> [TEKS HALAMAN]:
################
Lalu seorang sahabat berkata, “Sesungguhnya orang itu senang pakaiannya dan sandalnya bagus?”
Kata beliau shallallahu ‘alaihi wa sallam, “Sesungguhnya Allah itu Mahaindah. Dia menyukai keindahan. Kibir ialah menolak kebenaran dan menghinakan manusia.” (HR. Muslim [no. 91 dan 147] dari Abdullah bin Mas’ud radhiallahu ‘anhu)
Ketika Iblis merasa besar dan sombong, dia menentang perintah Allah Yang telah Menciptakannya. Allah ‘azza wa jalla memberinya ganjaran berupa kehinaan, mengusirnya dari surga, dan menjauhkannya dari rahmat-Nya.

  1. Melalui kisah ini, tampak jelas besarnya dendam dan permusuhan Iblis terhadap manusia.
Allah ‘azza wa jalla menerangkan pula bahwa Iblis tidak serta merta menjerumuskan manusia begitu saja, tetapi dengan cara halus seakan-akan datang sebagai sosok pemberi nasihat.
Permusuhan dan dendam Iblis tidak berhenti dengan keluarnya Adam‘alaihissalam dan istrinya dari surga, bahkan diturunkan ke dunia, tetapi berlanjut sampai hari kiamat. Demikianlah pertarungan antara yang haq dan yang batil, tidak akan berhenti sampai kiamat.

  1. Iblis dan para syaitan keturunannya adalah musuh manusia yang selalu berusaha mengokohkan dorongan buruk yang ada dalam diri manusia.

Dua Tujuan Utama

Setan sangat pandai memanfaatkan kelemahan manusia. Seperti telah diuraikan pada tulisan sebelumnya, manusia mempunyai banyak kelemahan yang hakikatnya adalah penyakit yang menimpa hatinya. Akhirnya kelemahan-kelemahan itu menjadi sebagian pintu masuk setan.
Setan mempunyai dua tujuan: jangka panjang dan jangka pendek. Tujuan jangka panjangnya ialah menarik manusia sebanyak-banyaknya menjadi temannya di neraka. Adapun jangka pendeknya ialah menjerumuskan manusia ke dalam kekafiran dan kesyirikan.
################
> [TUGAS YANG DIKERJAKAN]:
1. Ringkaslah teks tentang permusuhan Iblis dalam dua kalimat.
2. Ganti "pemberi nasihat" dengan "penasihat" pada bagian teks tentang permusuhan Iblis yang dimulai dengan "Allah ‘azza wa jalla menerangkan" dan berlanjut sampai "dalam diri manusia.", lalu tuliskan kembali bagian tersebut.

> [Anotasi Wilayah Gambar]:
################
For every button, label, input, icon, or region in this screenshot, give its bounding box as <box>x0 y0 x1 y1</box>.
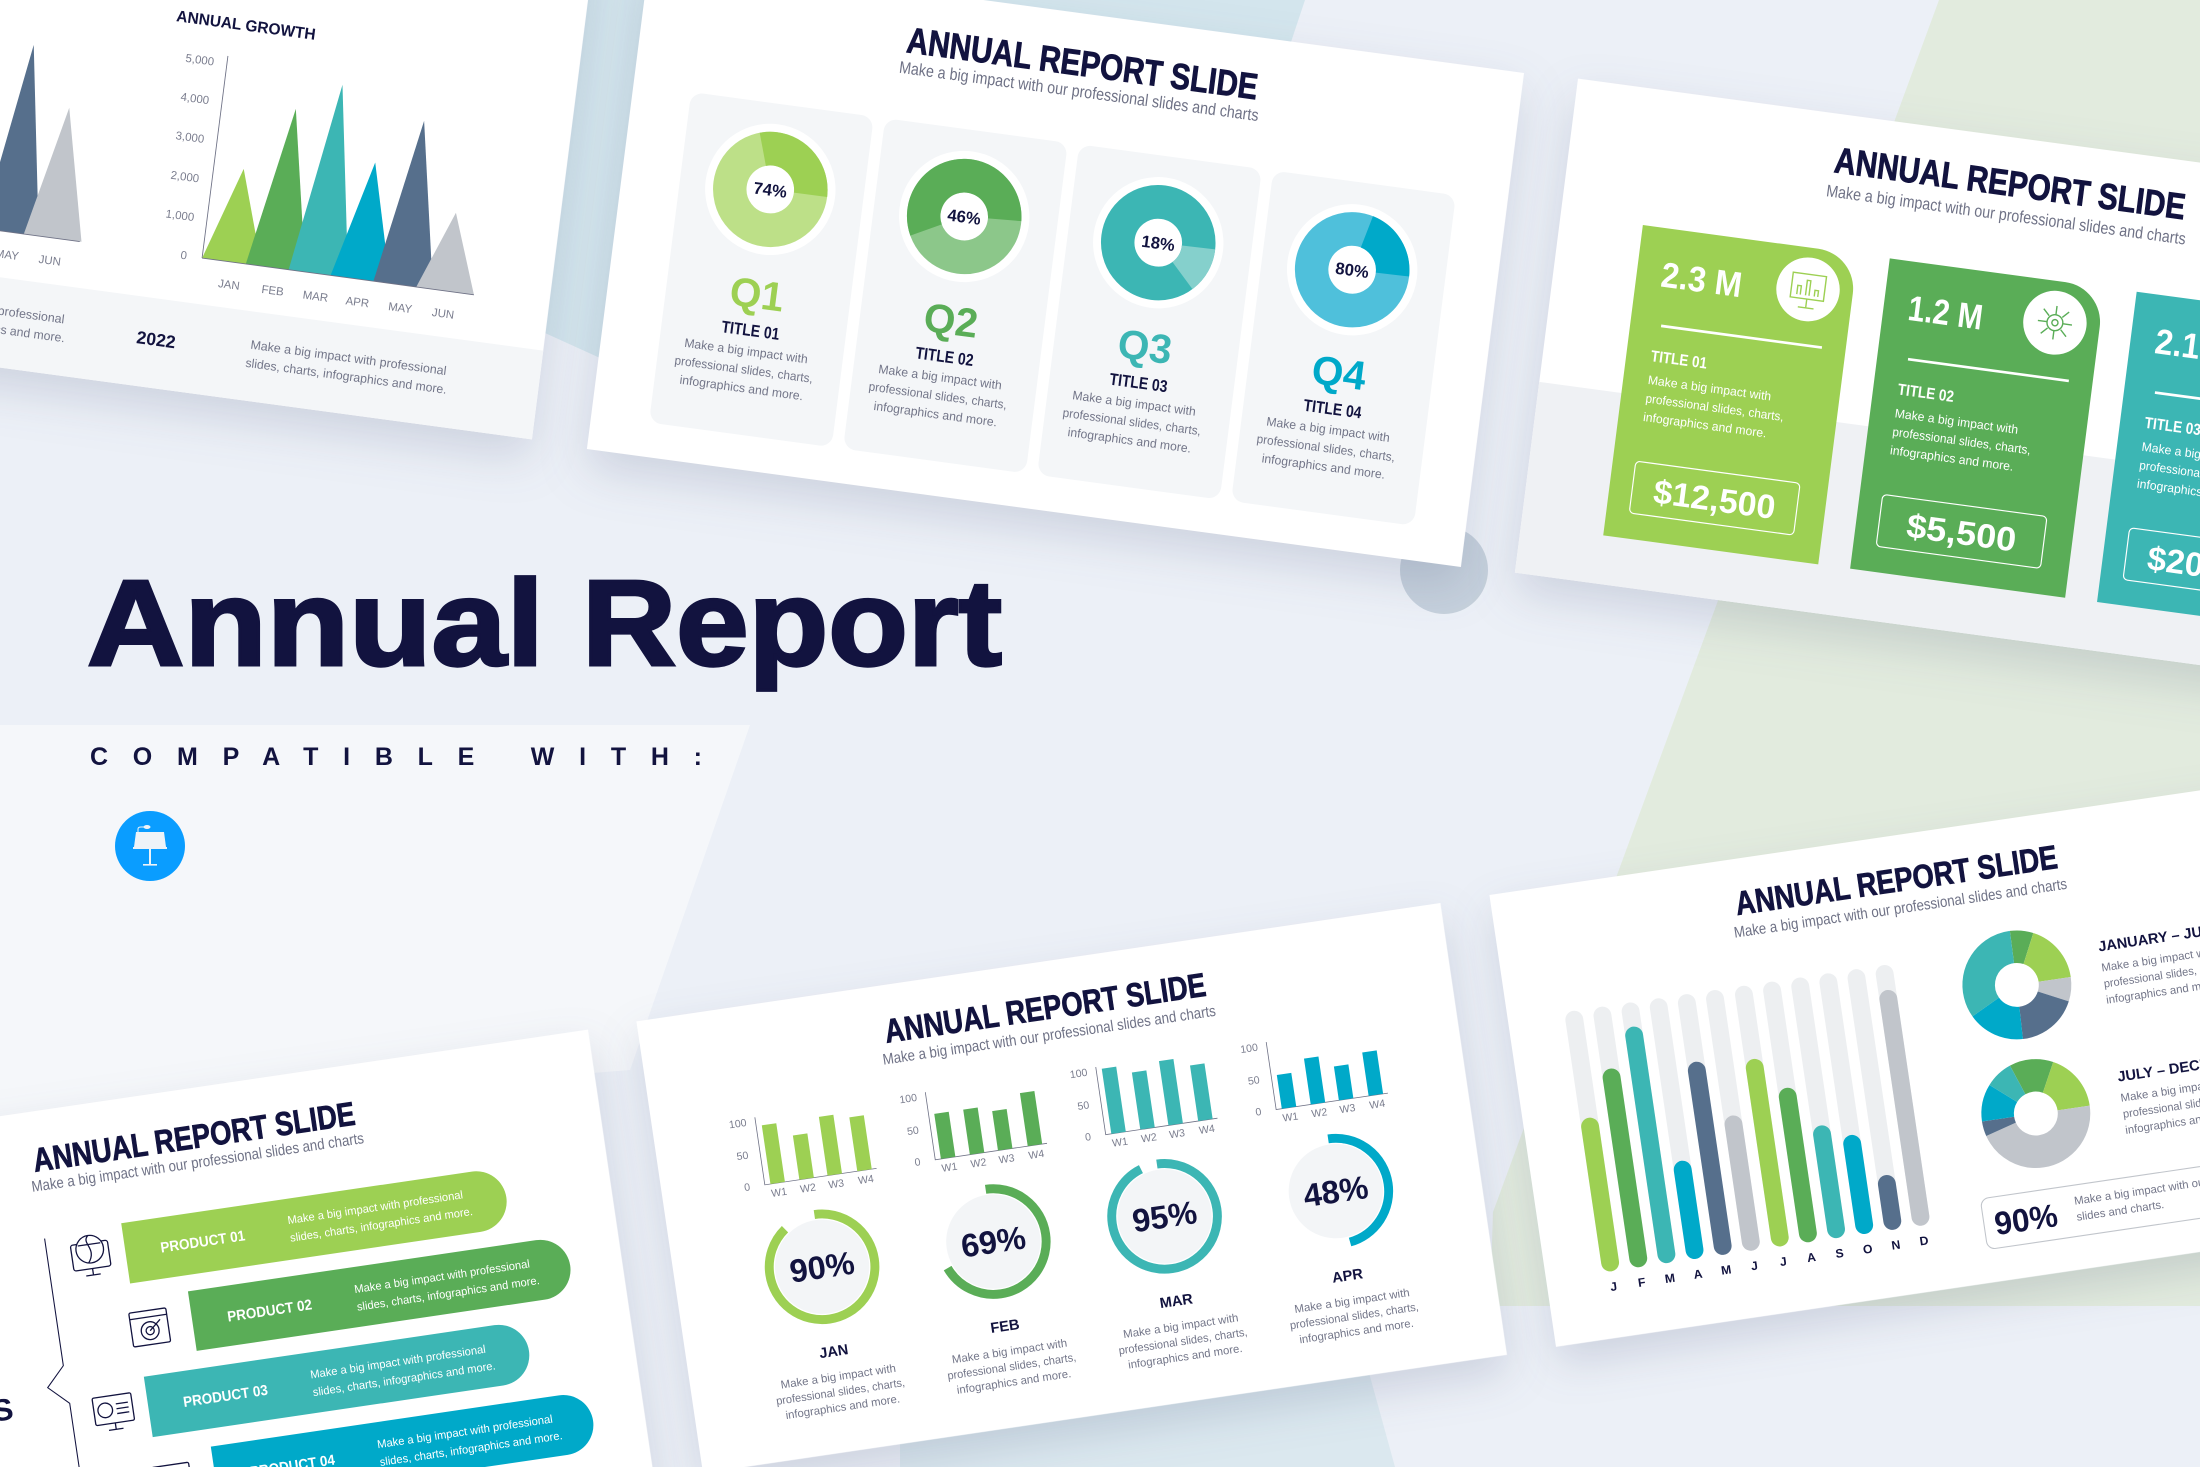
column: FEB: infographics and more. <box>956 1368 1072 1397</box>
chart: right area chart: 1,000 <box>165 208 195 224</box>
card: Q1: infographics and more. <box>679 373 804 403</box>
card: 1.2 M: professional slides, charts, <box>1892 425 2031 457</box>
column: MAR: 0 <box>1084 1131 1092 1144</box>
column: MAR: 95% <box>1130 1194 1200 1239</box>
column: JAN: 90% <box>787 1245 857 1290</box>
text: july to december <box>2116 1050 2200 1137</box>
chart: right area chart: 3,000 <box>175 130 205 146</box>
bracket line <box>26 1238 90 1467</box>
card: 2.1 M <box>2097 292 2200 631</box>
bar: product 03 <box>144 1321 533 1437</box>
column: MAR: MAR <box>1159 1291 1194 1312</box>
card: Q3: professional slides, charts, <box>1062 406 1202 438</box>
slide: annual growth area chart <box>0 0 595 439</box>
card: Q1: Make a big impact with <box>684 336 809 366</box>
column: APR: 0 <box>1255 1106 1262 1119</box>
card: Q2 <box>843 118 1068 473</box>
callout: 90 percent: 90% <box>1992 1197 2060 1242</box>
column: APR: APR <box>1331 1266 1364 1287</box>
slide: product list <box>0 1030 655 1467</box>
column: FEB: Make a big impact with <box>951 1338 1068 1366</box>
icon: network <box>2036 304 2074 342</box>
card: Q4: Q4 <box>1309 346 1369 399</box>
column: APR: W4 <box>1369 1098 1386 1112</box>
column: MAR: professional slides, charts, <box>1118 1327 1248 1357</box>
slide heading: ANNUAL REPORT SLIDE <box>882 967 1208 1051</box>
bar: product 03: PRODUCT 03 <box>182 1383 269 1411</box>
bar: product 02: PRODUCT 02 <box>226 1297 313 1326</box>
column: JAN: W1 <box>770 1186 788 1200</box>
icon: presentation monitor <box>92 1393 136 1432</box>
chart: right area chart: 5,000 <box>185 53 215 69</box>
card: Q4: Make a big impact with <box>1266 414 1391 445</box>
callout: 90 percent <box>1980 1152 2200 1250</box>
slide: yearly bars and donuts <box>1489 777 2200 1347</box>
bar: product 03: Make a big impact with professional <box>310 1344 487 1381</box>
main title: Report <box>582 555 1002 691</box>
column: FEB: W3 <box>998 1152 1015 1166</box>
chart: left area chart <box>0 35 105 271</box>
column: APR: W1 <box>1282 1110 1299 1125</box>
chart: monthly rounded bars: A <box>1693 1267 1704 1282</box>
card: Q3: TITLE 03 <box>1109 370 1169 396</box>
card: 1.2 M: 1.2 M <box>1906 289 1985 338</box>
chart: right area chart: 0 <box>180 250 188 263</box>
card: Q4: infographics and more. <box>1261 451 1386 482</box>
column: JAN: professional slides, charts, <box>775 1377 906 1408</box>
column: APR: professional slides, charts, <box>1289 1301 1420 1332</box>
card: 1.2 M: Make a big impact with <box>1894 406 2019 437</box>
chart: monthly rounded bars: F <box>1637 1275 1647 1290</box>
card: Q4 <box>1231 171 1456 526</box>
bar: product 02: slides, charts, infographics and more. <box>356 1275 540 1314</box>
column: APR: Make a big impact with <box>1294 1287 1410 1316</box>
column: APR: W2 <box>1311 1106 1328 1120</box>
slide: monthly progress <box>636 903 1507 1467</box>
chart: monthly rounded bars: O <box>1862 1242 1873 1257</box>
slide heading: ANNUAL REPORT SLIDE <box>905 19 1260 107</box>
chart: monthly rounded bars: J <box>1750 1259 1759 1273</box>
column: FEB: 50 <box>906 1124 920 1138</box>
bar: product 04 <box>211 1391 597 1467</box>
card: 2.3 M: TITLE 01 <box>1650 348 1708 373</box>
column: JAN: Make a big impact with <box>780 1363 897 1392</box>
slide heading: ANNUAL REPORT SLIDE <box>31 1096 358 1180</box>
card: 2.3 M: professional slides, charts, <box>1645 391 1785 424</box>
column: MAR: W3 <box>1168 1127 1186 1141</box>
column: APR <box>1240 1024 1423 1349</box>
main title <box>87 555 1002 691</box>
card: Q1: professional slides, charts, <box>674 353 814 386</box>
column: JAN: 0 <box>743 1181 751 1194</box>
card: 1.2 M <box>1850 258 2105 598</box>
footer text: left <box>0 286 68 345</box>
donut: january to june <box>1959 927 2075 1043</box>
column: APR: infographics and more. <box>1299 1318 1415 1346</box>
card: 1.2 M: TITLE 02 <box>1897 382 1955 406</box>
column: FEB: professional slides, charts, <box>947 1352 1077 1383</box>
card: 1.2 M: infographics and more. <box>1889 443 2014 474</box>
slide heading: ANNUAL REPORT SLIDE <box>1733 839 2060 923</box>
bar: product 01: slides, charts, infographics and more. <box>289 1206 474 1245</box>
chart: right area chart: MAY <box>387 301 413 316</box>
column: FEB: W4 <box>1028 1148 1045 1162</box>
slide heading <box>25 1095 365 1196</box>
icon: globe monitor <box>69 1233 112 1278</box>
card: Q2: Make a big impact with <box>878 362 1003 393</box>
card: Q2: infographics and more. <box>873 399 998 429</box>
column: FEB: 0 <box>914 1156 922 1169</box>
column: APR: 50 <box>1247 1074 1261 1088</box>
chart: monthly rounded bars: J <box>1779 1254 1788 1269</box>
text: january to june <box>2097 921 2200 1007</box>
heading: annual growth: ANNUAL GROWTH <box>175 8 317 44</box>
column: JAN <box>728 1099 911 1424</box>
column: MAR: W1 <box>1111 1136 1129 1150</box>
footer text: right: Make a big impact with professional <box>250 338 447 378</box>
column: FEB: FEB <box>989 1317 1021 1337</box>
column: JAN: W4 <box>857 1173 875 1187</box>
bar: product 02 <box>188 1236 575 1351</box>
column: APR: 48% <box>1301 1169 1371 1214</box>
icon: keynote <box>115 811 185 881</box>
card: Q3 <box>1037 144 1262 500</box>
column: JAN: infographics and more. <box>785 1393 901 1422</box>
slide: KPI price cards <box>1515 79 2200 691</box>
chart: monthly rounded bars: S <box>1835 1246 1845 1261</box>
slide: quarterly donut cards <box>587 0 1524 567</box>
chart: right area chart <box>157 50 500 324</box>
card: Q1: TITLE 01 <box>720 317 781 344</box>
card: Q3: infographics and more. <box>1067 425 1192 456</box>
chart: right area chart: APR <box>345 295 370 310</box>
slide heading: Make a big impact with our professional slides and charts <box>898 58 1260 125</box>
chart: monthly rounded bars: A <box>1806 1250 1817 1265</box>
card: 2.3 M: Make a big impact with <box>1647 373 1772 404</box>
footer year: 2022 <box>135 327 177 352</box>
main title: Annual <box>87 555 544 691</box>
card: 1.2 M: $5,500 <box>1904 508 2018 559</box>
column: APR: W3 <box>1339 1102 1356 1116</box>
compatible with label: COMPATIBLE WITH: <box>90 743 702 771</box>
column: JAN: W3 <box>828 1177 845 1192</box>
icon: target window <box>129 1308 171 1347</box>
callout: 90 percent: slides and charts. <box>2076 1199 2165 1224</box>
chart: right area chart: JAN <box>217 278 240 293</box>
column: FEB: 100 <box>899 1092 918 1106</box>
chart: monthly rounded bars: M <box>1664 1271 1676 1286</box>
column: JAN: W2 <box>799 1181 817 1196</box>
card: 2.3 M <box>1603 225 1858 564</box>
card: Q2: Q2 <box>921 294 981 347</box>
card: Q4: professional slides, charts, <box>1256 432 1396 464</box>
card: Q2: 46% <box>946 205 982 229</box>
card: Q1: Q1 <box>727 268 787 321</box>
chart: monthly rounded bars: N <box>1890 1238 1901 1253</box>
column: FEB: W1 <box>941 1161 958 1175</box>
chart: monthly rounded bars: M <box>1720 1262 1732 1278</box>
column: MAR: infographics and more. <box>1127 1343 1243 1372</box>
column: MAR: W2 <box>1140 1131 1158 1145</box>
slide heading: Make a big impact with our professional slides and charts <box>882 1003 1217 1069</box>
card: Q1: 74% <box>752 178 788 202</box>
icon: monitor chart <box>1789 272 1827 310</box>
card: Q4: 80% <box>1334 259 1370 282</box>
column: MAR: 50 <box>1077 1099 1090 1113</box>
slide heading <box>1727 838 2068 942</box>
chart: monthly rounded bars <box>1564 964 1934 1295</box>
column: JAN: 100 <box>728 1117 748 1131</box>
chart: left area chart: JUN <box>38 254 61 269</box>
card: Q3: Make a big impact with <box>1072 388 1197 419</box>
bar: product 04: Make a big impact with professional <box>376 1414 554 1451</box>
chart: right area chart: FEB <box>261 284 285 299</box>
bar: product 01: Make a big impact with professional <box>287 1189 464 1227</box>
chart: right area chart: JUN <box>431 307 455 322</box>
chart: right area chart: MAR <box>302 289 329 305</box>
chart: right area chart: 2,000 <box>170 170 200 185</box>
column: MAR: W4 <box>1198 1123 1216 1137</box>
chart: right area chart: 4,000 <box>180 91 210 107</box>
footer text: right: slides, charts, infographics and more. <box>245 356 448 397</box>
column: MAR: 100 <box>1069 1067 1088 1081</box>
card: Q3: 18% <box>1140 232 1176 255</box>
bar: product 03: slides, charts, infographics and more. <box>312 1360 496 1399</box>
card: 2.3 M: 2.3 M <box>1659 256 1744 305</box>
card: Q2: professional slides, charts, <box>868 379 1008 412</box>
column: APR: 100 <box>1240 1042 1259 1056</box>
column: FEB: 69% <box>959 1219 1028 1264</box>
column: JAN: 50 <box>736 1150 749 1163</box>
card: Q2: TITLE 02 <box>914 343 975 370</box>
slide heading <box>876 966 1217 1069</box>
slide heading: Make a big impact with our professional slides and charts <box>1733 876 2068 942</box>
column: FEB: W2 <box>970 1156 987 1171</box>
donut: july to december <box>1975 1052 2097 1175</box>
slide heading: Make a big impact with our professional slides and charts <box>30 1130 365 1196</box>
icon: browser window <box>151 1462 193 1467</box>
card: Q4: TITLE 04 <box>1303 396 1363 423</box>
card: 2.3 M: infographics and more. <box>1642 410 1767 440</box>
chart: monthly rounded bars: D <box>1919 1233 1930 1249</box>
card: 2.3 M: $12,500 <box>1651 474 1777 527</box>
column: MAR: Make a big impact with <box>1122 1312 1239 1341</box>
column: FEB <box>899 1074 1082 1399</box>
chart: monthly rounded bars: J <box>1609 1279 1618 1294</box>
bar: product 01: PRODUCT 01 <box>160 1228 246 1257</box>
card: Q3: Q3 <box>1115 320 1175 373</box>
bar: product 01 <box>121 1167 511 1284</box>
footer text: right <box>245 337 450 397</box>
column: MAR <box>1069 1049 1252 1374</box>
bar: product 02: Make a big impact with professional <box>354 1258 531 1296</box>
column: JAN: JAN <box>818 1342 849 1362</box>
card: Q1 <box>649 92 874 447</box>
################
> [JAWABAN TERTULIS]:
1. Karena merasa besar dan sombong, Iblis menentang perintah Allah sehingga dihinakan, diusir dari surga, dan dijauhkan dari rahmat-Nya, sedangkan permusuhannya terhadap manusia berlanjut sampai hari kiamat. Setan memanfaatkan kelemahan manusia dengan dua tujuan, yaitu menarik manusia sebanyak-banyaknya menjadi temannya di neraka dalam jangka panjang serta menjerumuskannya ke dalam kekafiran dan kesyirikan dalam jangka pendek.

2.
Allah ‘azza wa jalla menerangkan pula bahwa Iblis tidak serta merta menjerumuskan manusia begitu saja, tetapi dengan cara halus seakan-akan datang sebagai sosok penasihat.
Permusuhan dan dendam Iblis tidak berhenti dengan keluarnya Adam‘alaihissalam dan istrinya dari surga, bahkan diturunkan ke dunia, tetapi berlanjut sampai hari kiamat. Demikianlah pertarungan antara yang haq dan yang batil, tidak akan berhenti sampai kiamat.

  1. Iblis dan para syaitan keturunannya adalah musuh manusia yang selalu berusaha mengokohkan dorongan buruk yang ada dalam diri manusia.